Collected data
□ □ □ □ □
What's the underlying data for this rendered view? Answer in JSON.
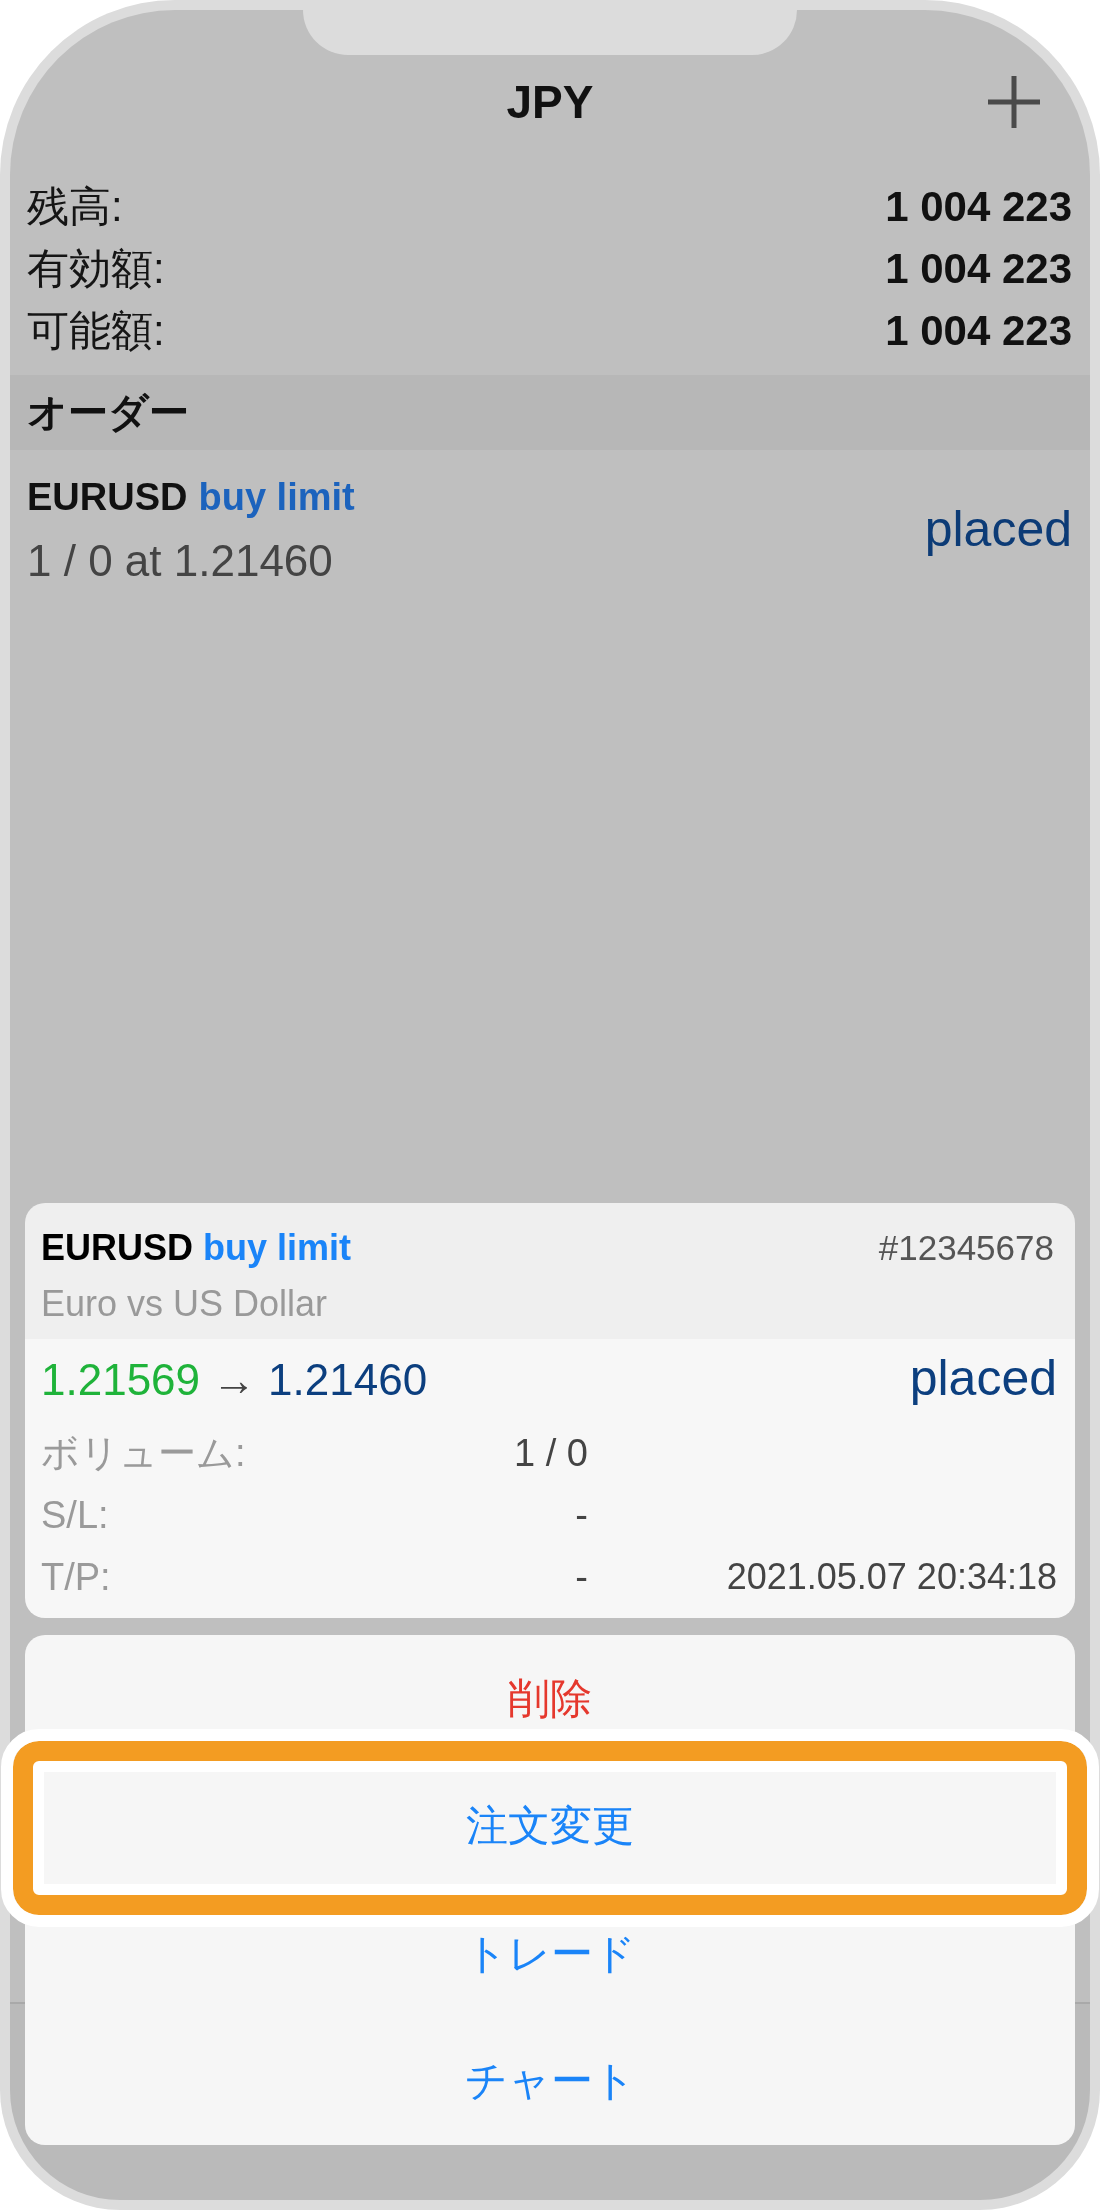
{
  "nav_bar": {
    "title": "JPY"
  },
  "account_summary": [
    {
      "label": "残高:",
      "value": "1 004 223"
    },
    {
      "label": "有効額:",
      "value": "1 004 223"
    },
    {
      "label": "可能額:",
      "value": "1 004 223"
    }
  ],
  "orders_section": {
    "title": "オーダー",
    "orders": [
      {
        "symbol": "EURUSD",
        "type": "buy limit",
        "details": "1 / 0 at 1.21460",
        "status": "placed"
      }
    ]
  },
  "order_card": {
    "symbol": "EURUSD",
    "type": "buy limit",
    "ticket": "#12345678",
    "description": "Euro vs US Dollar",
    "open_price": "1.21569",
    "arrow": "→",
    "current_price": "1.21460",
    "status": "placed",
    "rows": [
      {
        "label": "ボリューム:",
        "value": "1 / 0"
      },
      {
        "label": "S/L:",
        "value": "-"
      },
      {
        "label": "T/P:",
        "value": "-"
      }
    ],
    "time": "2021.05.07 20:34:18"
  },
  "action_sheet": {
    "items": [
      {
        "label": "削除",
        "kind": "destructive",
        "highlighted": false
      },
      {
        "label": "注文変更",
        "kind": "default",
        "highlighted": true
      },
      {
        "label": "トレード",
        "kind": "default",
        "highlighted": false
      },
      {
        "label": "チャート",
        "kind": "default",
        "highlighted": false
      }
    ]
  }
}
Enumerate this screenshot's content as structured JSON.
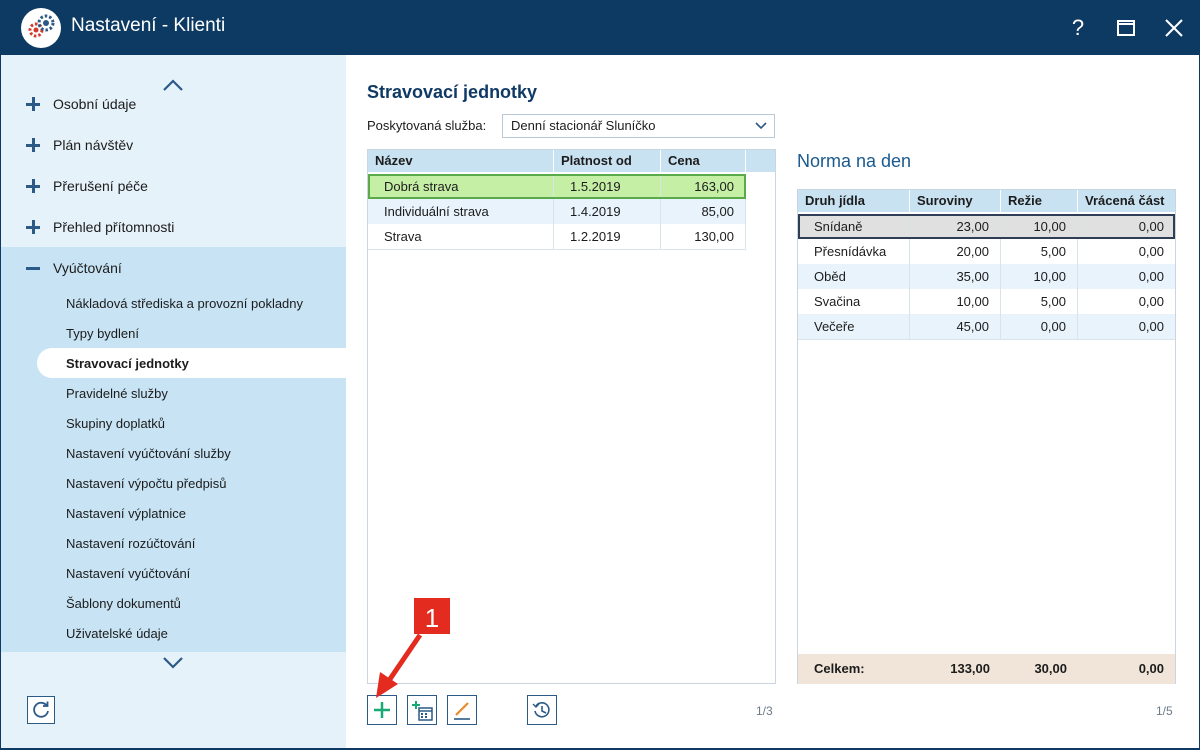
{
  "window": {
    "title": "Nastavení - Klienti",
    "help_label": "?"
  },
  "sidebar": {
    "items": [
      {
        "label": "Osobní údaje"
      },
      {
        "label": "Plán návštěv"
      },
      {
        "label": "Přerušení péče"
      },
      {
        "label": "Přehled přítomnosti"
      },
      {
        "label": "Vyúčtování"
      }
    ],
    "subitems": [
      {
        "label": "Nákladová střediska a provozní pokladny"
      },
      {
        "label": "Typy bydlení"
      },
      {
        "label": "Stravovací jednotky"
      },
      {
        "label": "Pravidelné služby"
      },
      {
        "label": "Skupiny doplatků"
      },
      {
        "label": "Nastavení vyúčtování služby"
      },
      {
        "label": "Nastavení výpočtu předpisů"
      },
      {
        "label": "Nastavení výplatnice"
      },
      {
        "label": "Nastavení rozúčtování"
      },
      {
        "label": "Nastavení vyúčtování"
      },
      {
        "label": "Šablony dokumentů"
      },
      {
        "label": "Uživatelské údaje"
      }
    ]
  },
  "main": {
    "title": "Stravovací jednotky",
    "service_label": "Poskytovaná služba:",
    "service_value": "Denní stacionář Sluníčko",
    "units_table": {
      "columns": [
        "Název",
        "Platnost od",
        "Cena"
      ],
      "rows": [
        {
          "name": "Dobrá strava",
          "valid_from": "1.5.2019",
          "price": "163,00"
        },
        {
          "name": "Individuální strava",
          "valid_from": "1.4.2019",
          "price": "85,00"
        },
        {
          "name": "Strava",
          "valid_from": "1.2.2019",
          "price": "130,00"
        }
      ],
      "pager": "1/3"
    },
    "norma": {
      "title": "Norma na den",
      "columns": [
        "Druh jídla",
        "Suroviny",
        "Režie",
        "Vrácená část"
      ],
      "rows": [
        {
          "meal": "Snídaně",
          "ingredients": "23,00",
          "overhead": "10,00",
          "returned": "0,00"
        },
        {
          "meal": "Přesnídávka",
          "ingredients": "20,00",
          "overhead": "5,00",
          "returned": "0,00"
        },
        {
          "meal": "Oběd",
          "ingredients": "35,00",
          "overhead": "10,00",
          "returned": "0,00"
        },
        {
          "meal": "Svačina",
          "ingredients": "10,00",
          "overhead": "5,00",
          "returned": "0,00"
        },
        {
          "meal": "Večeře",
          "ingredients": "45,00",
          "overhead": "0,00",
          "returned": "0,00"
        }
      ],
      "total": {
        "label": "Celkem:",
        "ingredients": "133,00",
        "overhead": "30,00",
        "returned": "0,00"
      },
      "pager": "1/5"
    },
    "callout_number": "1"
  },
  "icons": {
    "logo": "gears-icon",
    "add": "plus-icon",
    "add_dated": "calendar-plus-icon",
    "edit": "pencil-icon",
    "history": "history-icon",
    "refresh": "refresh-icon"
  },
  "colors": {
    "titlebar": "#0d3a62",
    "sidebar": "#e6f2fa",
    "sidebar_group": "#c7e3f4",
    "grid_header": "#c8e2f2",
    "selected_row": "#c6efa6",
    "callout": "#e32b20"
  }
}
□ □ □ □ □
Problem statement: Out of the preceding entries, pull every line containing the string "JSON".

Answer in full:
What's the underlying data for this rendered view? Answer in JSON.
Enumerate this screenshot's content as structured JSON.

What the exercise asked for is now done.